*GIVEN EXERCISE*
Do not copy the pictures; transcribe all other material exactly.
Start
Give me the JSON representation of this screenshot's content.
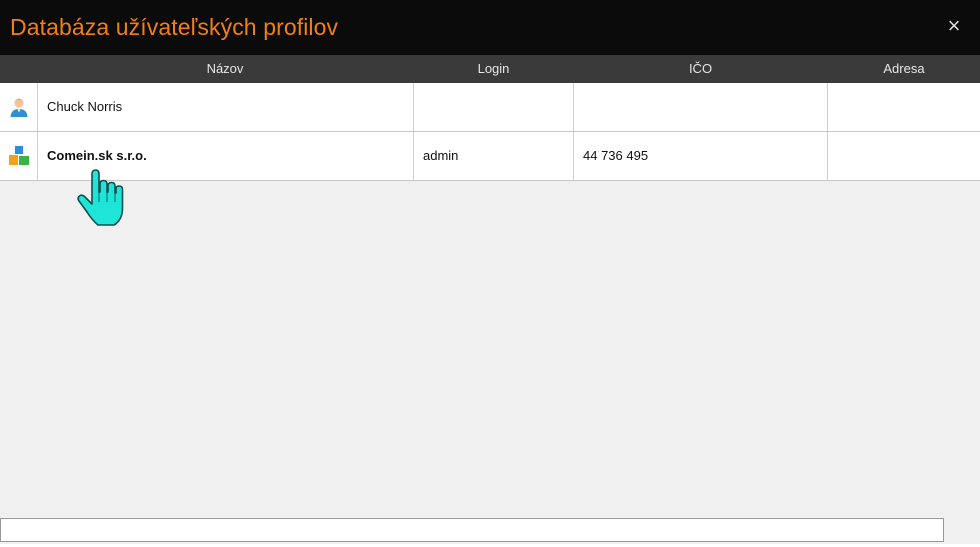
{
  "window": {
    "title": "Databáza užívateľských profilov",
    "close_label": "×"
  },
  "table": {
    "columns": [
      "Názov",
      "Login",
      "IČO",
      "Adresa"
    ],
    "rows": [
      {
        "icon": "person-icon",
        "nazov": "Chuck Norris",
        "login": "",
        "ico": "",
        "adresa": "",
        "bold": false
      },
      {
        "icon": "company-blocks-icon",
        "nazov": "Comein.sk s.r.o.",
        "login": "admin",
        "ico": "44 736 495",
        "adresa": "",
        "bold": true
      }
    ]
  },
  "search": {
    "value": "",
    "placeholder": ""
  },
  "colors": {
    "title_orange": "#f07f16",
    "titlebar_bg": "#0b0b0b",
    "header_bg": "#3a3a3a",
    "cursor_cyan": "#1fe5d8"
  },
  "cursor": {
    "icon": "hand-pointer-icon"
  }
}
End
*COMPLETED TASK*
Give me the JSON representation of this screenshot's content.
{
  "window": {
    "title": "Databáza užívateľských profilov",
    "close_label": "×"
  },
  "table": {
    "columns": [
      "Názov",
      "Login",
      "IČO",
      "Adresa"
    ],
    "rows": [
      {
        "icon": "person-icon",
        "nazov": "Chuck Norris",
        "login": "",
        "ico": "",
        "adresa": "",
        "bold": false
      },
      {
        "icon": "company-blocks-icon",
        "nazov": "Comein.sk s.r.o.",
        "login": "admin",
        "ico": "44 736 495",
        "adresa": "",
        "bold": true
      }
    ]
  },
  "search": {
    "value": "",
    "placeholder": ""
  },
  "colors": {
    "title_orange": "#f07f16",
    "titlebar_bg": "#0b0b0b",
    "header_bg": "#3a3a3a",
    "cursor_cyan": "#1fe5d8"
  },
  "cursor": {
    "icon": "hand-pointer-icon"
  }
}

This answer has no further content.